→ **Dataset excerpts**
-=-=-

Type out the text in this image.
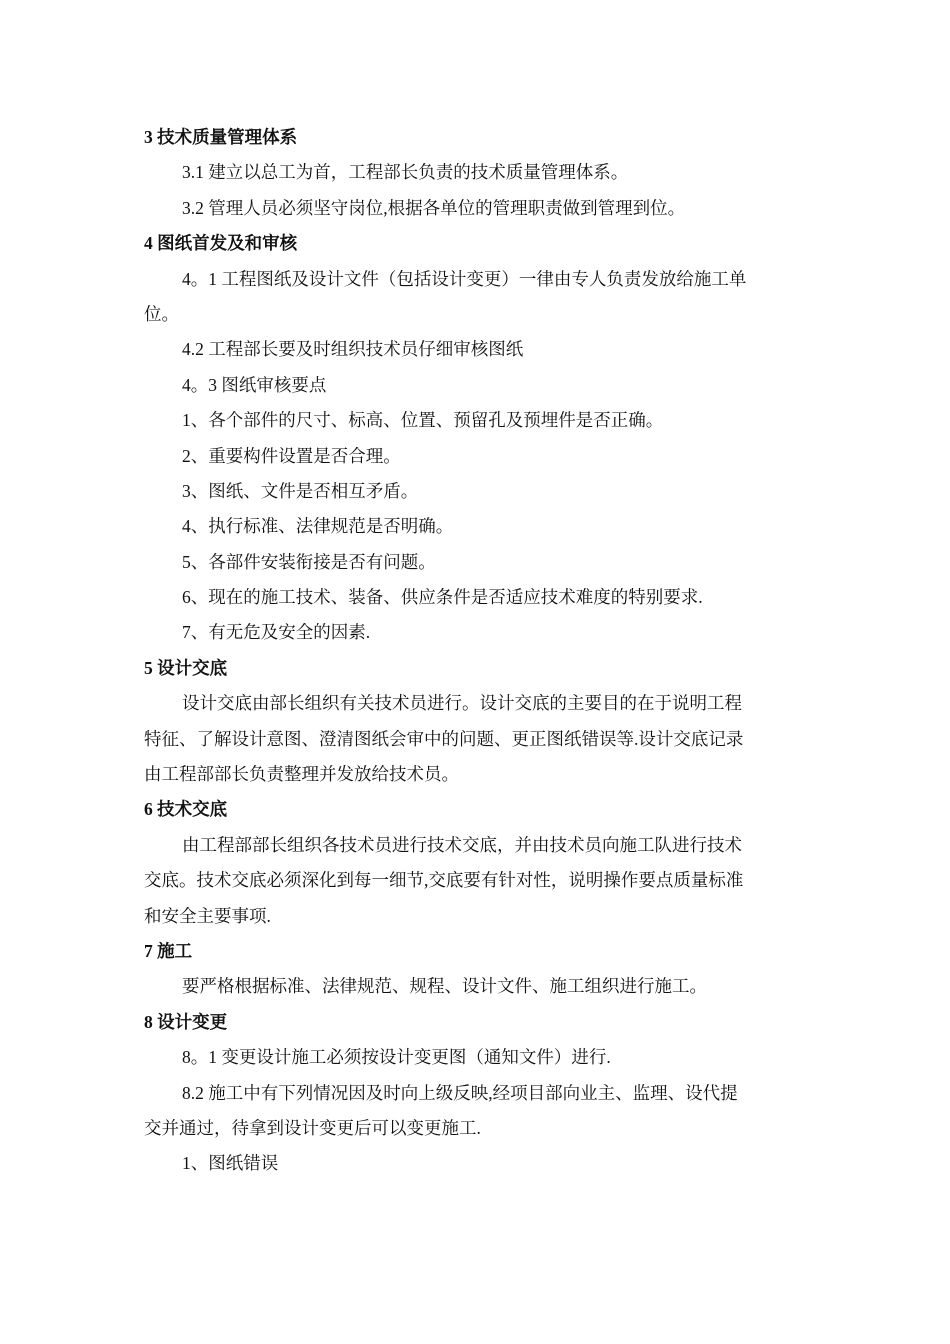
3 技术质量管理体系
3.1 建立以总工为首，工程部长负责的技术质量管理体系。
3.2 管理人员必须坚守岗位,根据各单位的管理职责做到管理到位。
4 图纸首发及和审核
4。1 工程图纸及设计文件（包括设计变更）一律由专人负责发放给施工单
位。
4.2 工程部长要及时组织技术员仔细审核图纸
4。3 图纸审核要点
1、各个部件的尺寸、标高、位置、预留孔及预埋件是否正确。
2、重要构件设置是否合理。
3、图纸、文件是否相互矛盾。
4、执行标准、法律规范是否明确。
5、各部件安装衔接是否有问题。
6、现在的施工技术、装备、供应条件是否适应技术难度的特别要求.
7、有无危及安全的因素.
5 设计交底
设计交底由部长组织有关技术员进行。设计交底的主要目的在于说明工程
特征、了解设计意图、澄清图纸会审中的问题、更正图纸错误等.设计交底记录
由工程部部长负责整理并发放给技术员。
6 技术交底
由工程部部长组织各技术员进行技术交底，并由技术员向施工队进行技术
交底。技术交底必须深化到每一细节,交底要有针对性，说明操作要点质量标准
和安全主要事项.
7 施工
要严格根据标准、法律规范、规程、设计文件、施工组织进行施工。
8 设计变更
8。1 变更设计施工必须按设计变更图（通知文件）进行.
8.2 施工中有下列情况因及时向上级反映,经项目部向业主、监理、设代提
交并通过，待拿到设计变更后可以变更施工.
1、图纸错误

-=-=-

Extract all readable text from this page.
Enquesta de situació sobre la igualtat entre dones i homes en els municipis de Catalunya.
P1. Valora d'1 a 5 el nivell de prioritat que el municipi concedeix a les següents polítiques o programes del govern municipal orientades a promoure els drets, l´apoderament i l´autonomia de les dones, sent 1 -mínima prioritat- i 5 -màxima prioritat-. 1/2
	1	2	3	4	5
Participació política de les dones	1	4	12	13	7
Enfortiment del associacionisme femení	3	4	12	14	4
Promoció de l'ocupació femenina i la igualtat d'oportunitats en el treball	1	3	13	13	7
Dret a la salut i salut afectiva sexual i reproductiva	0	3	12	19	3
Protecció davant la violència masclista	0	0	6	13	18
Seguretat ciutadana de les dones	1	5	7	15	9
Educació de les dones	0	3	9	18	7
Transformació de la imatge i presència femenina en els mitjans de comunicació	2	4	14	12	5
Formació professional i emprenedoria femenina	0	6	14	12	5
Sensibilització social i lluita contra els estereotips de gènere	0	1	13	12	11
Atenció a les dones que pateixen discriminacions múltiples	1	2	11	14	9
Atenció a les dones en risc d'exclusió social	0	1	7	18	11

-=-=-

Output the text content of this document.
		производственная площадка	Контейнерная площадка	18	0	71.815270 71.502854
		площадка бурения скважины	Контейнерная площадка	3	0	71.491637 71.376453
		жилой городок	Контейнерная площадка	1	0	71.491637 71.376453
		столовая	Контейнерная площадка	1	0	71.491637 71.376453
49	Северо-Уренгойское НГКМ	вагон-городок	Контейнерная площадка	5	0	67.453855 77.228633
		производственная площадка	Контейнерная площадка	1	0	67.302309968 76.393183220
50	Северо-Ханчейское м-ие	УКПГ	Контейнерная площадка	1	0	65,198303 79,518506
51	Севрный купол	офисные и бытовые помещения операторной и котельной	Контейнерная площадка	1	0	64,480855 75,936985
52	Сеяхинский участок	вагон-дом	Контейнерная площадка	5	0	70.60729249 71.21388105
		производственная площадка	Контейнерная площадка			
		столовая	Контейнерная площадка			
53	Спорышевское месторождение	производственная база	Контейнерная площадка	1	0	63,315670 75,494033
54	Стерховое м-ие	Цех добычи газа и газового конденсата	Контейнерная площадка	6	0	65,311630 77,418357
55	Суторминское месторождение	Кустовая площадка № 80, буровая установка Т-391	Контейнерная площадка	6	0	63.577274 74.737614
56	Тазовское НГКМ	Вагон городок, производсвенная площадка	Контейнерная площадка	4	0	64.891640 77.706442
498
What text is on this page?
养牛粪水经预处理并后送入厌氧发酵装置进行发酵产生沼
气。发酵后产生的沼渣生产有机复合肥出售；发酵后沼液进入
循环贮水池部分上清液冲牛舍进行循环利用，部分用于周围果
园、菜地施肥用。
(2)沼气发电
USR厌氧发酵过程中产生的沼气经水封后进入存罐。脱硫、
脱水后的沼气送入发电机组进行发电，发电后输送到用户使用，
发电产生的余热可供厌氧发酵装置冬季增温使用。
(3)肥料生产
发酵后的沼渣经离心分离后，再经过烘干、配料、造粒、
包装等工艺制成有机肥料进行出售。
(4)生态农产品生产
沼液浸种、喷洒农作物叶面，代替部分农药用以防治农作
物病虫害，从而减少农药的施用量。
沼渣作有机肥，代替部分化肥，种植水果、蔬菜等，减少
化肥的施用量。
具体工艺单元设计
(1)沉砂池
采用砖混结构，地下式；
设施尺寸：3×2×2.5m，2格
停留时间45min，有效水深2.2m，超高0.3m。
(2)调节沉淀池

-=-=-

Find the word "igualtat" and list each line it appears in.

→ **Solved problem**
Enquesta de situació sobre la igualtat entre dones i homes en els municipis de Catalunya.
Promoció de l'ocupació femenina i la igualtat d'oportunitats en el treball	1	3	13	13	7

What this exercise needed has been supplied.